## Problem statement
Write out the material exactly, with the pictures left out.

--- Start Provided data ---

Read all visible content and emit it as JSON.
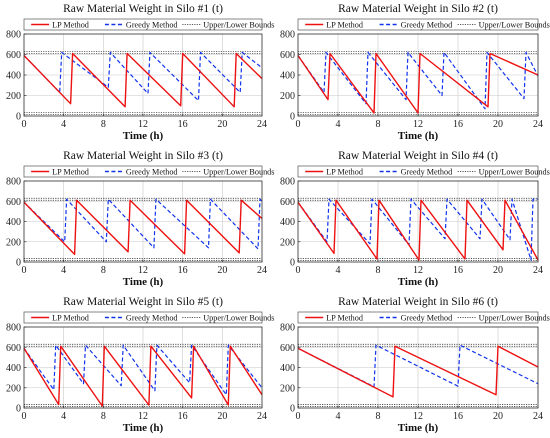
{
  "colors": {
    "lp": "#ee1111",
    "greedy": "#1133ee",
    "bounds": "#222222",
    "grid": "#c8c8c8",
    "axis": "#333333"
  },
  "legend_labels": {
    "lp": "LP Method",
    "greedy": "Greedy Method",
    "bounds": "Upper/Lower Bounds"
  },
  "chart_data": [
    {
      "type": "line",
      "title": "Raw Material Weight in Silo #1 (t)",
      "xlabel": "Time (h)",
      "ylabel": "",
      "xlim": [
        0,
        24
      ],
      "ylim": [
        0,
        800
      ],
      "xticks": [
        0,
        4,
        8,
        12,
        16,
        20,
        24
      ],
      "yticks": [
        0,
        200,
        400,
        600,
        800
      ],
      "grid": true,
      "legend": "top",
      "bounds": [
        620,
        25
      ],
      "series": [
        {
          "name": "LP Method",
          "key": "lp",
          "x": [
            0,
            4.7,
            4.9,
            10.2,
            10.4,
            15.8,
            16.0,
            21.2,
            21.4,
            24
          ],
          "y": [
            590,
            120,
            610,
            90,
            610,
            100,
            610,
            90,
            610,
            365
          ]
        },
        {
          "name": "Greedy Method",
          "key": "greedy",
          "x": [
            0,
            3.6,
            3.8,
            8.5,
            8.7,
            12.5,
            12.7,
            17.6,
            17.8,
            21.8,
            22.0,
            24
          ],
          "y": [
            590,
            230,
            620,
            280,
            620,
            220,
            620,
            150,
            620,
            230,
            620,
            470
          ]
        }
      ]
    },
    {
      "type": "line",
      "title": "Raw Material Weight in Silo #2 (t)",
      "xlabel": "Time (h)",
      "ylabel": "",
      "xlim": [
        0,
        24
      ],
      "ylim": [
        0,
        800
      ],
      "xticks": [
        0,
        4,
        8,
        12,
        16,
        20,
        24
      ],
      "yticks": [
        0,
        200,
        400,
        600,
        800
      ],
      "grid": true,
      "legend": "top",
      "bounds": [
        620,
        25
      ],
      "series": [
        {
          "name": "LP Method",
          "key": "lp",
          "x": [
            0,
            3.0,
            3.2,
            7.6,
            7.8,
            12.0,
            12.2,
            19.0,
            19.2,
            24
          ],
          "y": [
            590,
            160,
            610,
            30,
            610,
            30,
            610,
            90,
            610,
            400
          ]
        },
        {
          "name": "Greedy Method",
          "key": "greedy",
          "x": [
            0,
            2.6,
            2.8,
            6.8,
            7.0,
            10.8,
            11.0,
            14.4,
            14.6,
            18.7,
            18.9,
            22.6,
            22.8,
            24
          ],
          "y": [
            590,
            230,
            620,
            120,
            620,
            160,
            620,
            200,
            620,
            70,
            620,
            170,
            620,
            390
          ]
        }
      ]
    },
    {
      "type": "line",
      "title": "Raw Material Weight in Silo #3 (t)",
      "xlabel": "Time (h)",
      "ylabel": "",
      "xlim": [
        0,
        24
      ],
      "ylim": [
        0,
        800
      ],
      "xticks": [
        0,
        4,
        8,
        12,
        16,
        20,
        24
      ],
      "yticks": [
        0,
        200,
        400,
        600,
        800
      ],
      "grid": true,
      "legend": "top",
      "bounds": [
        620,
        25
      ],
      "series": [
        {
          "name": "LP Method",
          "key": "lp",
          "x": [
            0,
            5.1,
            5.3,
            10.5,
            10.7,
            16.2,
            16.4,
            21.7,
            21.9,
            24
          ],
          "y": [
            590,
            75,
            610,
            100,
            610,
            80,
            610,
            90,
            610,
            430
          ]
        },
        {
          "name": "Greedy Method",
          "key": "greedy",
          "x": [
            0,
            4.1,
            4.3,
            8.3,
            8.5,
            13.1,
            13.3,
            18.6,
            18.8,
            23.6,
            23.8,
            24
          ],
          "y": [
            590,
            200,
            620,
            200,
            620,
            140,
            620,
            140,
            620,
            130,
            620,
            600
          ]
        }
      ]
    },
    {
      "type": "line",
      "title": "Raw Material Weight in Silo #4 (t)",
      "xlabel": "Time (h)",
      "ylabel": "",
      "xlim": [
        0,
        24
      ],
      "ylim": [
        0,
        800
      ],
      "xticks": [
        0,
        4,
        8,
        12,
        16,
        20,
        24
      ],
      "yticks": [
        0,
        200,
        400,
        600,
        800
      ],
      "grid": true,
      "legend": "top",
      "bounds": [
        620,
        25
      ],
      "series": [
        {
          "name": "LP Method",
          "key": "lp",
          "x": [
            0,
            3.6,
            3.8,
            7.9,
            8.1,
            12.1,
            12.3,
            16.7,
            16.9,
            20.5,
            20.7,
            24
          ],
          "y": [
            590,
            85,
            610,
            30,
            610,
            20,
            610,
            30,
            610,
            120,
            610,
            20
          ]
        },
        {
          "name": "Greedy Method",
          "key": "greedy",
          "x": [
            0,
            2.9,
            3.1,
            7.2,
            7.4,
            11.1,
            11.3,
            14.7,
            14.9,
            18.2,
            18.4,
            21.2,
            21.4,
            23.3,
            23.5,
            24
          ],
          "y": [
            590,
            200,
            620,
            180,
            620,
            170,
            620,
            230,
            620,
            230,
            620,
            220,
            620,
            20,
            620,
            620
          ]
        }
      ]
    },
    {
      "type": "line",
      "title": "Raw Material Weight in Silo #5 (t)",
      "xlabel": "Time (h)",
      "ylabel": "",
      "xlim": [
        0,
        24
      ],
      "ylim": [
        0,
        800
      ],
      "xticks": [
        0,
        4,
        8,
        12,
        16,
        20,
        24
      ],
      "yticks": [
        0,
        200,
        400,
        600,
        800
      ],
      "grid": true,
      "legend": "top",
      "bounds": [
        620,
        25
      ],
      "series": [
        {
          "name": "LP Method",
          "key": "lp",
          "x": [
            0,
            3.5,
            3.7,
            7.9,
            8.1,
            12.6,
            12.8,
            16.9,
            17.1,
            20.6,
            20.8,
            24
          ],
          "y": [
            590,
            35,
            610,
            20,
            610,
            30,
            610,
            100,
            610,
            30,
            610,
            130
          ]
        },
        {
          "name": "Greedy Method",
          "key": "greedy",
          "x": [
            0,
            3.0,
            3.2,
            6.0,
            6.2,
            9.8,
            10.0,
            13.2,
            13.4,
            16.7,
            16.9,
            20.4,
            20.6,
            24
          ],
          "y": [
            590,
            180,
            620,
            240,
            620,
            220,
            620,
            170,
            620,
            250,
            620,
            130,
            620,
            200
          ]
        }
      ]
    },
    {
      "type": "line",
      "title": "Raw Material Weight in Silo #6 (t)",
      "xlabel": "Time (h)",
      "ylabel": "",
      "xlim": [
        0,
        24
      ],
      "ylim": [
        0,
        800
      ],
      "xticks": [
        0,
        4,
        8,
        12,
        16,
        20,
        24
      ],
      "yticks": [
        0,
        200,
        400,
        600,
        800
      ],
      "grid": true,
      "legend": "top",
      "bounds": [
        620,
        25
      ],
      "series": [
        {
          "name": "LP Method",
          "key": "lp",
          "x": [
            0,
            9.5,
            9.7,
            19.8,
            20.0,
            24
          ],
          "y": [
            590,
            110,
            610,
            130,
            610,
            405
          ]
        },
        {
          "name": "Greedy Method",
          "key": "greedy",
          "x": [
            0,
            7.6,
            7.8,
            16.0,
            16.2,
            24
          ],
          "y": [
            590,
            210,
            620,
            215,
            620,
            240
          ]
        }
      ]
    }
  ]
}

--- End Provided data ---

## Written answer
Read all visible content and emit it as JSON.
{
  "colors": {
    "lp": "#ee1111",
    "greedy": "#1133ee",
    "bounds": "#222222",
    "grid": "#c8c8c8",
    "axis": "#333333"
  },
  "legend_labels": {
    "lp": "LP Method",
    "greedy": "Greedy Method",
    "bounds": "Upper/Lower Bounds"
  },
  "chart_data": [
    {
      "type": "line",
      "title": "Raw Material Weight in Silo #1 (t)",
      "xlabel": "Time (h)",
      "ylabel": "",
      "xlim": [
        0,
        24
      ],
      "ylim": [
        0,
        800
      ],
      "xticks": [
        0,
        4,
        8,
        12,
        16,
        20,
        24
      ],
      "yticks": [
        0,
        200,
        400,
        600,
        800
      ],
      "grid": true,
      "legend": "top",
      "bounds": [
        620,
        25
      ],
      "series": [
        {
          "name": "LP Method",
          "key": "lp",
          "x": [
            0,
            4.7,
            4.9,
            10.2,
            10.4,
            15.8,
            16.0,
            21.2,
            21.4,
            24
          ],
          "y": [
            590,
            120,
            610,
            90,
            610,
            100,
            610,
            90,
            610,
            365
          ]
        },
        {
          "name": "Greedy Method",
          "key": "greedy",
          "x": [
            0,
            3.6,
            3.8,
            8.5,
            8.7,
            12.5,
            12.7,
            17.6,
            17.8,
            21.8,
            22.0,
            24
          ],
          "y": [
            590,
            230,
            620,
            280,
            620,
            220,
            620,
            150,
            620,
            230,
            620,
            470
          ]
        }
      ]
    },
    {
      "type": "line",
      "title": "Raw Material Weight in Silo #2 (t)",
      "xlabel": "Time (h)",
      "ylabel": "",
      "xlim": [
        0,
        24
      ],
      "ylim": [
        0,
        800
      ],
      "xticks": [
        0,
        4,
        8,
        12,
        16,
        20,
        24
      ],
      "yticks": [
        0,
        200,
        400,
        600,
        800
      ],
      "grid": true,
      "legend": "top",
      "bounds": [
        620,
        25
      ],
      "series": [
        {
          "name": "LP Method",
          "key": "lp",
          "x": [
            0,
            3.0,
            3.2,
            7.6,
            7.8,
            12.0,
            12.2,
            19.0,
            19.2,
            24
          ],
          "y": [
            590,
            160,
            610,
            30,
            610,
            30,
            610,
            90,
            610,
            400
          ]
        },
        {
          "name": "Greedy Method",
          "key": "greedy",
          "x": [
            0,
            2.6,
            2.8,
            6.8,
            7.0,
            10.8,
            11.0,
            14.4,
            14.6,
            18.7,
            18.9,
            22.6,
            22.8,
            24
          ],
          "y": [
            590,
            230,
            620,
            120,
            620,
            160,
            620,
            200,
            620,
            70,
            620,
            170,
            620,
            390
          ]
        }
      ]
    },
    {
      "type": "line",
      "title": "Raw Material Weight in Silo #3 (t)",
      "xlabel": "Time (h)",
      "ylabel": "",
      "xlim": [
        0,
        24
      ],
      "ylim": [
        0,
        800
      ],
      "xticks": [
        0,
        4,
        8,
        12,
        16,
        20,
        24
      ],
      "yticks": [
        0,
        200,
        400,
        600,
        800
      ],
      "grid": true,
      "legend": "top",
      "bounds": [
        620,
        25
      ],
      "series": [
        {
          "name": "LP Method",
          "key": "lp",
          "x": [
            0,
            5.1,
            5.3,
            10.5,
            10.7,
            16.2,
            16.4,
            21.7,
            21.9,
            24
          ],
          "y": [
            590,
            75,
            610,
            100,
            610,
            80,
            610,
            90,
            610,
            430
          ]
        },
        {
          "name": "Greedy Method",
          "key": "greedy",
          "x": [
            0,
            4.1,
            4.3,
            8.3,
            8.5,
            13.1,
            13.3,
            18.6,
            18.8,
            23.6,
            23.8,
            24
          ],
          "y": [
            590,
            200,
            620,
            200,
            620,
            140,
            620,
            140,
            620,
            130,
            620,
            600
          ]
        }
      ]
    },
    {
      "type": "line",
      "title": "Raw Material Weight in Silo #4 (t)",
      "xlabel": "Time (h)",
      "ylabel": "",
      "xlim": [
        0,
        24
      ],
      "ylim": [
        0,
        800
      ],
      "xticks": [
        0,
        4,
        8,
        12,
        16,
        20,
        24
      ],
      "yticks": [
        0,
        200,
        400,
        600,
        800
      ],
      "grid": true,
      "legend": "top",
      "bounds": [
        620,
        25
      ],
      "series": [
        {
          "name": "LP Method",
          "key": "lp",
          "x": [
            0,
            3.6,
            3.8,
            7.9,
            8.1,
            12.1,
            12.3,
            16.7,
            16.9,
            20.5,
            20.7,
            24
          ],
          "y": [
            590,
            85,
            610,
            30,
            610,
            20,
            610,
            30,
            610,
            120,
            610,
            20
          ]
        },
        {
          "name": "Greedy Method",
          "key": "greedy",
          "x": [
            0,
            2.9,
            3.1,
            7.2,
            7.4,
            11.1,
            11.3,
            14.7,
            14.9,
            18.2,
            18.4,
            21.2,
            21.4,
            23.3,
            23.5,
            24
          ],
          "y": [
            590,
            200,
            620,
            180,
            620,
            170,
            620,
            230,
            620,
            230,
            620,
            220,
            620,
            20,
            620,
            620
          ]
        }
      ]
    },
    {
      "type": "line",
      "title": "Raw Material Weight in Silo #5 (t)",
      "xlabel": "Time (h)",
      "ylabel": "",
      "xlim": [
        0,
        24
      ],
      "ylim": [
        0,
        800
      ],
      "xticks": [
        0,
        4,
        8,
        12,
        16,
        20,
        24
      ],
      "yticks": [
        0,
        200,
        400,
        600,
        800
      ],
      "grid": true,
      "legend": "top",
      "bounds": [
        620,
        25
      ],
      "series": [
        {
          "name": "LP Method",
          "key": "lp",
          "x": [
            0,
            3.5,
            3.7,
            7.9,
            8.1,
            12.6,
            12.8,
            16.9,
            17.1,
            20.6,
            20.8,
            24
          ],
          "y": [
            590,
            35,
            610,
            20,
            610,
            30,
            610,
            100,
            610,
            30,
            610,
            130
          ]
        },
        {
          "name": "Greedy Method",
          "key": "greedy",
          "x": [
            0,
            3.0,
            3.2,
            6.0,
            6.2,
            9.8,
            10.0,
            13.2,
            13.4,
            16.7,
            16.9,
            20.4,
            20.6,
            24
          ],
          "y": [
            590,
            180,
            620,
            240,
            620,
            220,
            620,
            170,
            620,
            250,
            620,
            130,
            620,
            200
          ]
        }
      ]
    },
    {
      "type": "line",
      "title": "Raw Material Weight in Silo #6 (t)",
      "xlabel": "Time (h)",
      "ylabel": "",
      "xlim": [
        0,
        24
      ],
      "ylim": [
        0,
        800
      ],
      "xticks": [
        0,
        4,
        8,
        12,
        16,
        20,
        24
      ],
      "yticks": [
        0,
        200,
        400,
        600,
        800
      ],
      "grid": true,
      "legend": "top",
      "bounds": [
        620,
        25
      ],
      "series": [
        {
          "name": "LP Method",
          "key": "lp",
          "x": [
            0,
            9.5,
            9.7,
            19.8,
            20.0,
            24
          ],
          "y": [
            590,
            110,
            610,
            130,
            610,
            405
          ]
        },
        {
          "name": "Greedy Method",
          "key": "greedy",
          "x": [
            0,
            7.6,
            7.8,
            16.0,
            16.2,
            24
          ],
          "y": [
            590,
            210,
            620,
            215,
            620,
            240
          ]
        }
      ]
    }
  ]
}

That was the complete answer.